Task to complete: Output every entry exactly as given.

================

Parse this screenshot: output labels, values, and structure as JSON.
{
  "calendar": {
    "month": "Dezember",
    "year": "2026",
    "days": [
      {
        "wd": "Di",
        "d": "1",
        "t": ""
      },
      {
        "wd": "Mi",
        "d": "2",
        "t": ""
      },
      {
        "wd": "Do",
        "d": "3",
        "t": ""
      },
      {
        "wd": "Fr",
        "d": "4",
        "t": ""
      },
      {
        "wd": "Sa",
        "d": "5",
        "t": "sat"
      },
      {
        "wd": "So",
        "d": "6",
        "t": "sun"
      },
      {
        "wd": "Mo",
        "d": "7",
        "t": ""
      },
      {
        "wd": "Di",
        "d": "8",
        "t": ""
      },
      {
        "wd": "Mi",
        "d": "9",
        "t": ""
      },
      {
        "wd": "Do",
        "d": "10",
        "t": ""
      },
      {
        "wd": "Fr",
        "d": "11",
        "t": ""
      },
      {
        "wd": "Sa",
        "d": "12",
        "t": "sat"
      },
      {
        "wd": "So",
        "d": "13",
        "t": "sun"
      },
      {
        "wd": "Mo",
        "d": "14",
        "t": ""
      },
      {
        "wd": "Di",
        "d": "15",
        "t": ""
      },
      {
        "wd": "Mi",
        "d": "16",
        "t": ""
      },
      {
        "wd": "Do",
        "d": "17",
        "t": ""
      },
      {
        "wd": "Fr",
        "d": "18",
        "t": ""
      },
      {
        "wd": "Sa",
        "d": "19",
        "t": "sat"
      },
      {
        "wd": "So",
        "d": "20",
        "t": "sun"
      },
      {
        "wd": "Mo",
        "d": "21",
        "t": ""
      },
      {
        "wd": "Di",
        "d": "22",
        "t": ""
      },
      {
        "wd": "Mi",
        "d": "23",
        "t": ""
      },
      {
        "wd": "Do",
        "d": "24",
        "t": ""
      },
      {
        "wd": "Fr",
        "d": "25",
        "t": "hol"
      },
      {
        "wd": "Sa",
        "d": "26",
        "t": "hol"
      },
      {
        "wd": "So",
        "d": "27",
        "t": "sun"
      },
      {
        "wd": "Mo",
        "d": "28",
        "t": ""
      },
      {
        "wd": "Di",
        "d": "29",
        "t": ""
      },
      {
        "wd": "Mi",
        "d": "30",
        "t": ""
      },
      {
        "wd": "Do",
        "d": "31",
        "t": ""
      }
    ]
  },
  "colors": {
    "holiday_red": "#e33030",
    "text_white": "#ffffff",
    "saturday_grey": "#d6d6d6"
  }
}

================

Task response:
Parse this screenshot: output labels, values, and structure as JSON.
{
  "calendar": {
    "month": "Dezember",
    "year": "2026",
    "days": [
      {
        "wd": "Di",
        "d": "1",
        "t": ""
      },
      {
        "wd": "Mi",
        "d": "2",
        "t": ""
      },
      {
        "wd": "Do",
        "d": "3",
        "t": ""
      },
      {
        "wd": "Fr",
        "d": "4",
        "t": ""
      },
      {
        "wd": "Sa",
        "d": "5",
        "t": "sat"
      },
      {
        "wd": "So",
        "d": "6",
        "t": "sun"
      },
      {
        "wd": "Mo",
        "d": "7",
        "t": ""
      },
      {
        "wd": "Di",
        "d": "8",
        "t": ""
      },
      {
        "wd": "Mi",
        "d": "9",
        "t": ""
      },
      {
        "wd": "Do",
        "d": "10",
        "t": ""
      },
      {
        "wd": "Fr",
        "d": "11",
        "t": ""
      },
      {
        "wd": "Sa",
        "d": "12",
        "t": "sat"
      },
      {
        "wd": "So",
        "d": "13",
        "t": "sun"
      },
      {
        "wd": "Mo",
        "d": "14",
        "t": ""
      },
      {
        "wd": "Di",
        "d": "15",
        "t": ""
      },
      {
        "wd": "Mi",
        "d": "16",
        "t": ""
      },
      {
        "wd": "Do",
        "d": "17",
        "t": ""
      },
      {
        "wd": "Fr",
        "d": "18",
        "t": ""
      },
      {
        "wd": "Sa",
        "d": "19",
        "t": "sat"
      },
      {
        "wd": "So",
        "d": "20",
        "t": "sun"
      },
      {
        "wd": "Mo",
        "d": "21",
        "t": ""
      },
      {
        "wd": "Di",
        "d": "22",
        "t": ""
      },
      {
        "wd": "Mi",
        "d": "23",
        "t": ""
      },
      {
        "wd": "Do",
        "d": "24",
        "t": ""
      },
      {
        "wd": "Fr",
        "d": "25",
        "t": "hol"
      },
      {
        "wd": "Sa",
        "d": "26",
        "t": "hol"
      },
      {
        "wd": "So",
        "d": "27",
        "t": "sun"
      },
      {
        "wd": "Mo",
        "d": "28",
        "t": ""
      },
      {
        "wd": "Di",
        "d": "29",
        "t": ""
      },
      {
        "wd": "Mi",
        "d": "30",
        "t": ""
      },
      {
        "wd": "Do",
        "d": "31",
        "t": ""
      }
    ]
  },
  "colors": {
    "holiday_red": "#e33030",
    "text_white": "#ffffff",
    "saturday_grey": "#d6d6d6"
  }
}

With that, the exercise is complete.